Required task: Set down each record below precisely, skipping the pictures.

══ Data for processing ══

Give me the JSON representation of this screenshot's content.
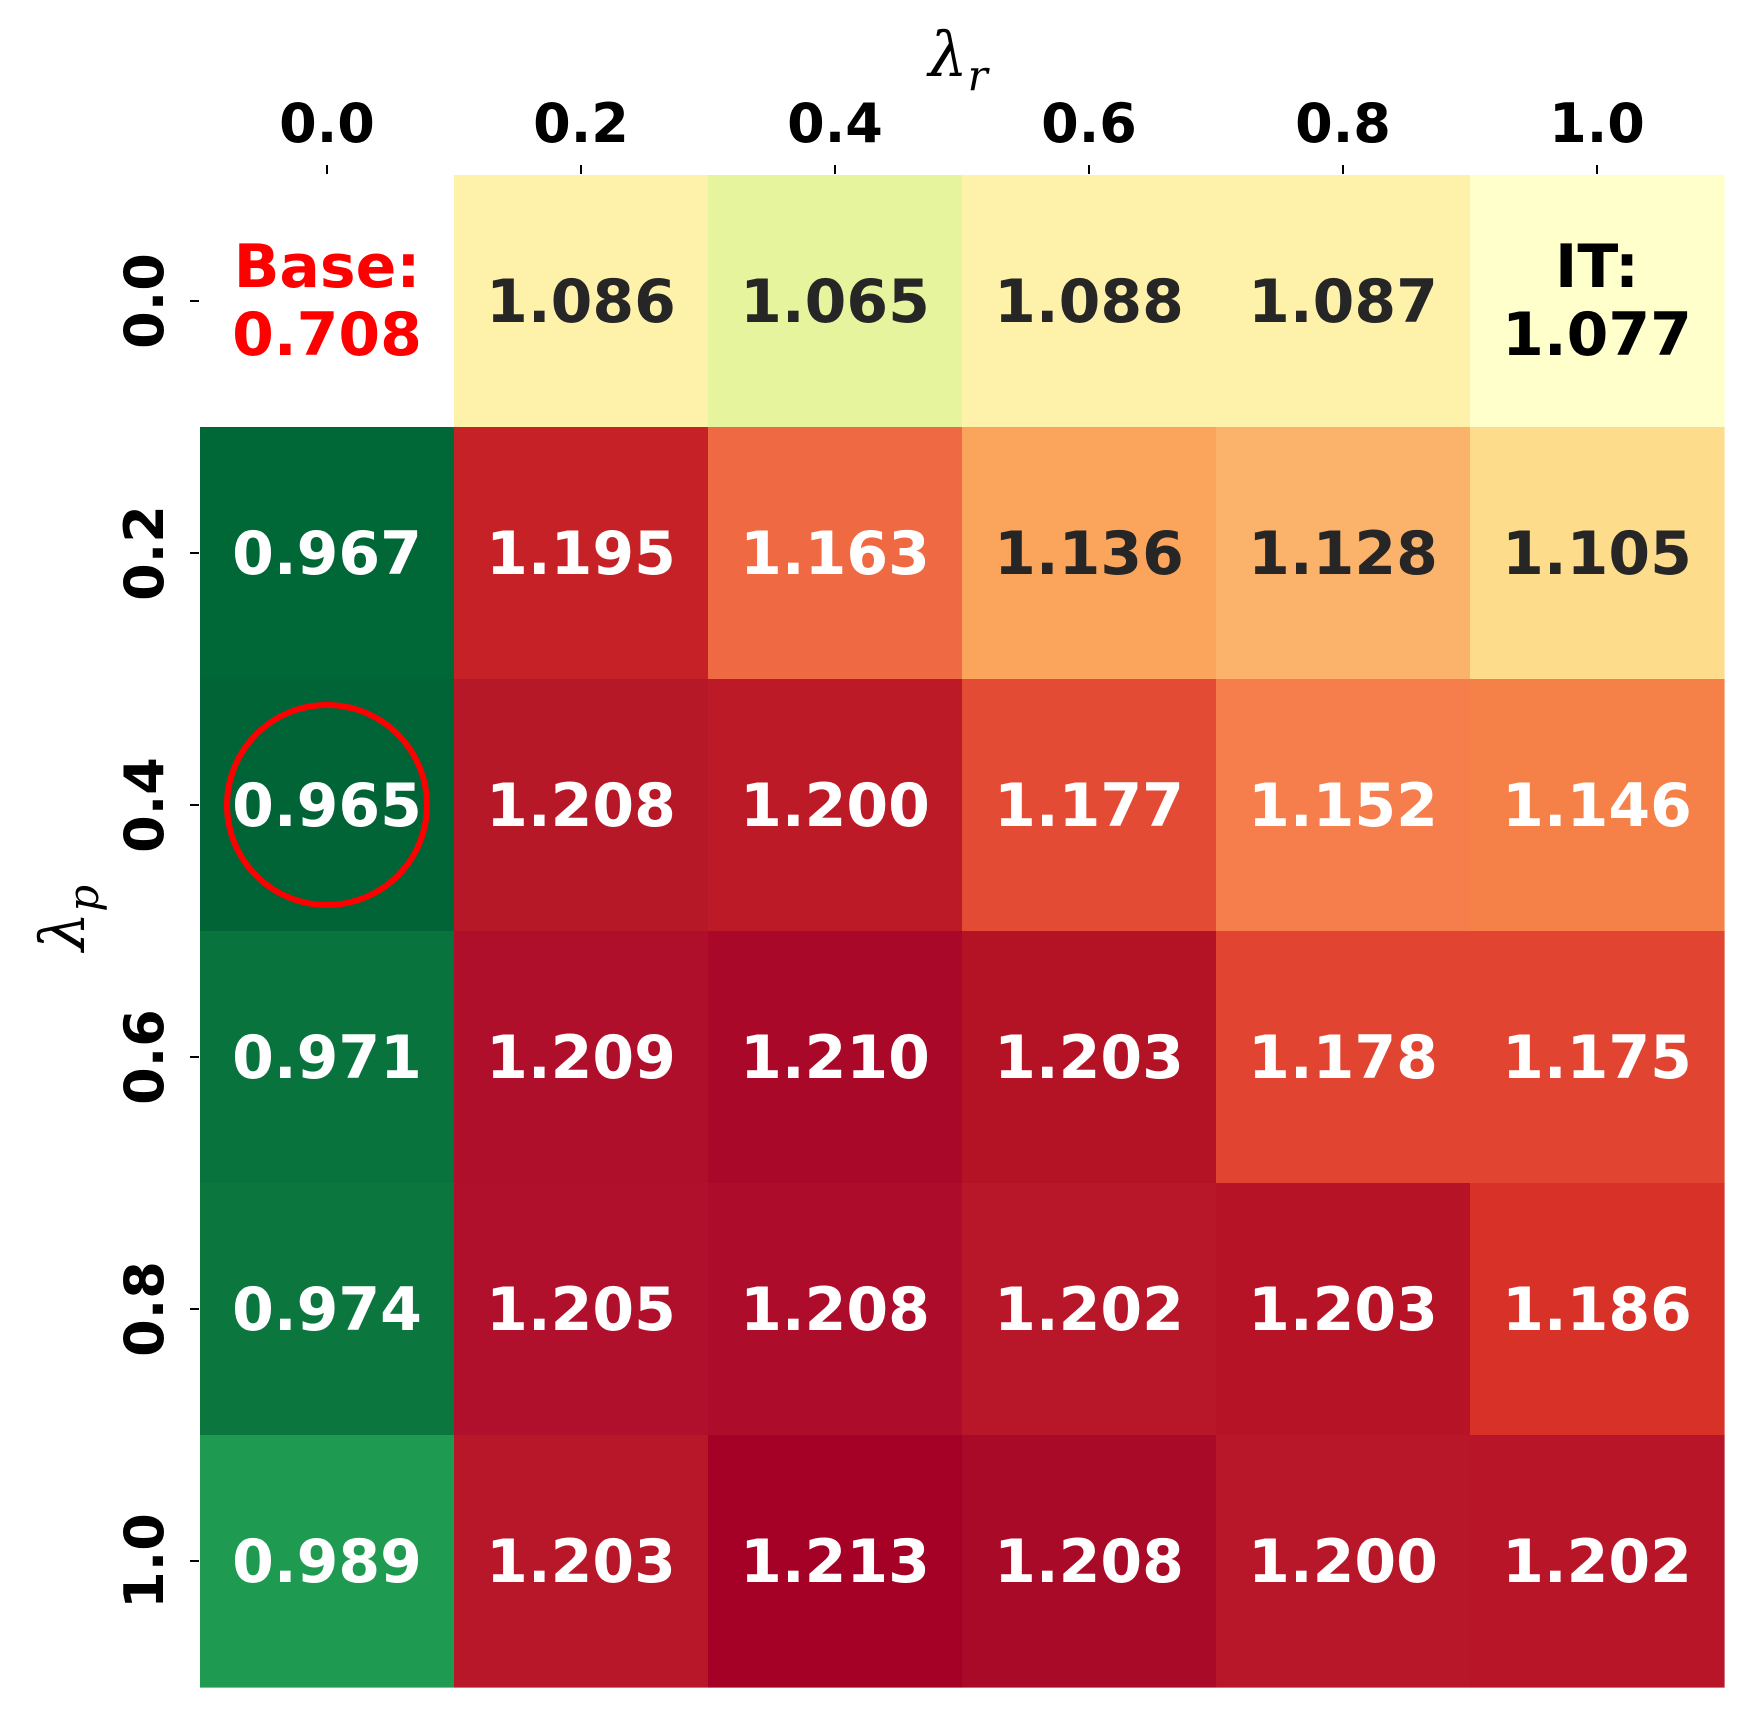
{
  "chart_data": {
    "type": "heatmap",
    "xlabel": "λ",
    "xlabel_sub": "r",
    "ylabel": "λ",
    "ylabel_sub": "p",
    "x_ticks": [
      "0.0",
      "0.2",
      "0.4",
      "0.6",
      "0.8",
      "1.0"
    ],
    "y_ticks": [
      "0.0",
      "0.2",
      "0.4",
      "0.6",
      "0.8",
      "1.0"
    ],
    "x_axis_position": "top",
    "colormap": "RdYlGn_r",
    "grid": false,
    "values": [
      [
        0.708,
        1.086,
        1.065,
        1.088,
        1.087,
        1.077
      ],
      [
        0.967,
        1.195,
        1.163,
        1.136,
        1.128,
        1.105
      ],
      [
        0.965,
        1.208,
        1.2,
        1.177,
        1.152,
        1.146
      ],
      [
        0.971,
        1.209,
        1.21,
        1.203,
        1.178,
        1.175
      ],
      [
        0.974,
        1.205,
        1.208,
        1.202,
        1.203,
        1.186
      ],
      [
        0.989,
        1.203,
        1.213,
        1.208,
        1.2,
        1.202
      ]
    ],
    "labels": [
      [
        "0.708",
        "1.086",
        "1.065",
        "1.088",
        "1.087",
        "1.077"
      ],
      [
        "0.967",
        "1.195",
        "1.163",
        "1.136",
        "1.128",
        "1.105"
      ],
      [
        "0.965",
        "1.208",
        "1.200",
        "1.177",
        "1.152",
        "1.146"
      ],
      [
        "0.971",
        "1.209",
        "1.210",
        "1.203",
        "1.178",
        "1.175"
      ],
      [
        "0.974",
        "1.205",
        "1.208",
        "1.202",
        "1.203",
        "1.186"
      ],
      [
        "0.989",
        "1.203",
        "1.213",
        "1.208",
        "1.200",
        "1.202"
      ]
    ],
    "annotations": [
      {
        "row": 0,
        "col": 0,
        "prefix": "Base:",
        "value": "0.708",
        "color": "#ff0000"
      },
      {
        "row": 0,
        "col": 5,
        "prefix": "IT:",
        "value": "1.077",
        "color": "#000000"
      }
    ],
    "highlight": {
      "row": 2,
      "col": 0,
      "shape": "circle",
      "color": "#ff0000"
    },
    "cell_colors": [
      [
        "#ffffff",
        "#fef2aa",
        "#e6f59d",
        "#fef2aa",
        "#fef2aa",
        "#ffffcc"
      ],
      [
        "#006837",
        "#c62127",
        "#ef6a43",
        "#fba45c",
        "#fbb26a",
        "#fddc8c"
      ],
      [
        "#016437",
        "#b61827",
        "#bd1a27",
        "#e44b34",
        "#f67d4c",
        "#f58149"
      ],
      [
        "#09733d",
        "#af0f2a",
        "#aa0829",
        "#b41326",
        "#e14431",
        "#e14431"
      ],
      [
        "#0c763f",
        "#b0102b",
        "#ad0c2a",
        "#b8172a",
        "#b61327",
        "#d83128"
      ],
      [
        "#1e9b51",
        "#b8172a",
        "#a50026",
        "#a90a28",
        "#b81729",
        "#b81529"
      ]
    ],
    "text_colors": [
      [
        "#ff0000",
        "#262626",
        "#262626",
        "#262626",
        "#262626",
        "#000000"
      ],
      [
        "#ffffff",
        "#ffffff",
        "#ffffff",
        "#262626",
        "#262626",
        "#262626"
      ],
      [
        "#ffffff",
        "#ffffff",
        "#ffffff",
        "#ffffff",
        "#ffffff",
        "#ffffff"
      ],
      [
        "#ffffff",
        "#ffffff",
        "#ffffff",
        "#ffffff",
        "#ffffff",
        "#ffffff"
      ],
      [
        "#ffffff",
        "#ffffff",
        "#ffffff",
        "#ffffff",
        "#ffffff",
        "#ffffff"
      ],
      [
        "#ffffff",
        "#ffffff",
        "#ffffff",
        "#ffffff",
        "#ffffff",
        "#ffffff"
      ]
    ]
  }
}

═══

Complete response:
Give me the JSON representation of this screenshot's content.
{
  "chart_data": {
    "type": "heatmap",
    "xlabel": "λ",
    "xlabel_sub": "r",
    "ylabel": "λ",
    "ylabel_sub": "p",
    "x_ticks": [
      "0.0",
      "0.2",
      "0.4",
      "0.6",
      "0.8",
      "1.0"
    ],
    "y_ticks": [
      "0.0",
      "0.2",
      "0.4",
      "0.6",
      "0.8",
      "1.0"
    ],
    "x_axis_position": "top",
    "colormap": "RdYlGn_r",
    "grid": false,
    "values": [
      [
        0.708,
        1.086,
        1.065,
        1.088,
        1.087,
        1.077
      ],
      [
        0.967,
        1.195,
        1.163,
        1.136,
        1.128,
        1.105
      ],
      [
        0.965,
        1.208,
        1.2,
        1.177,
        1.152,
        1.146
      ],
      [
        0.971,
        1.209,
        1.21,
        1.203,
        1.178,
        1.175
      ],
      [
        0.974,
        1.205,
        1.208,
        1.202,
        1.203,
        1.186
      ],
      [
        0.989,
        1.203,
        1.213,
        1.208,
        1.2,
        1.202
      ]
    ],
    "labels": [
      [
        "0.708",
        "1.086",
        "1.065",
        "1.088",
        "1.087",
        "1.077"
      ],
      [
        "0.967",
        "1.195",
        "1.163",
        "1.136",
        "1.128",
        "1.105"
      ],
      [
        "0.965",
        "1.208",
        "1.200",
        "1.177",
        "1.152",
        "1.146"
      ],
      [
        "0.971",
        "1.209",
        "1.210",
        "1.203",
        "1.178",
        "1.175"
      ],
      [
        "0.974",
        "1.205",
        "1.208",
        "1.202",
        "1.203",
        "1.186"
      ],
      [
        "0.989",
        "1.203",
        "1.213",
        "1.208",
        "1.200",
        "1.202"
      ]
    ],
    "annotations": [
      {
        "row": 0,
        "col": 0,
        "prefix": "Base:",
        "value": "0.708",
        "color": "#ff0000"
      },
      {
        "row": 0,
        "col": 5,
        "prefix": "IT:",
        "value": "1.077",
        "color": "#000000"
      }
    ],
    "highlight": {
      "row": 2,
      "col": 0,
      "shape": "circle",
      "color": "#ff0000"
    },
    "cell_colors": [
      [
        "#ffffff",
        "#fef2aa",
        "#e6f59d",
        "#fef2aa",
        "#fef2aa",
        "#ffffcc"
      ],
      [
        "#006837",
        "#c62127",
        "#ef6a43",
        "#fba45c",
        "#fbb26a",
        "#fddc8c"
      ],
      [
        "#016437",
        "#b61827",
        "#bd1a27",
        "#e44b34",
        "#f67d4c",
        "#f58149"
      ],
      [
        "#09733d",
        "#af0f2a",
        "#aa0829",
        "#b41326",
        "#e14431",
        "#e14431"
      ],
      [
        "#0c763f",
        "#b0102b",
        "#ad0c2a",
        "#b8172a",
        "#b61327",
        "#d83128"
      ],
      [
        "#1e9b51",
        "#b8172a",
        "#a50026",
        "#a90a28",
        "#b81729",
        "#b81529"
      ]
    ],
    "text_colors": [
      [
        "#ff0000",
        "#262626",
        "#262626",
        "#262626",
        "#262626",
        "#000000"
      ],
      [
        "#ffffff",
        "#ffffff",
        "#ffffff",
        "#262626",
        "#262626",
        "#262626"
      ],
      [
        "#ffffff",
        "#ffffff",
        "#ffffff",
        "#ffffff",
        "#ffffff",
        "#ffffff"
      ],
      [
        "#ffffff",
        "#ffffff",
        "#ffffff",
        "#ffffff",
        "#ffffff",
        "#ffffff"
      ],
      [
        "#ffffff",
        "#ffffff",
        "#ffffff",
        "#ffffff",
        "#ffffff",
        "#ffffff"
      ],
      [
        "#ffffff",
        "#ffffff",
        "#ffffff",
        "#ffffff",
        "#ffffff",
        "#ffffff"
      ]
    ]
  }
}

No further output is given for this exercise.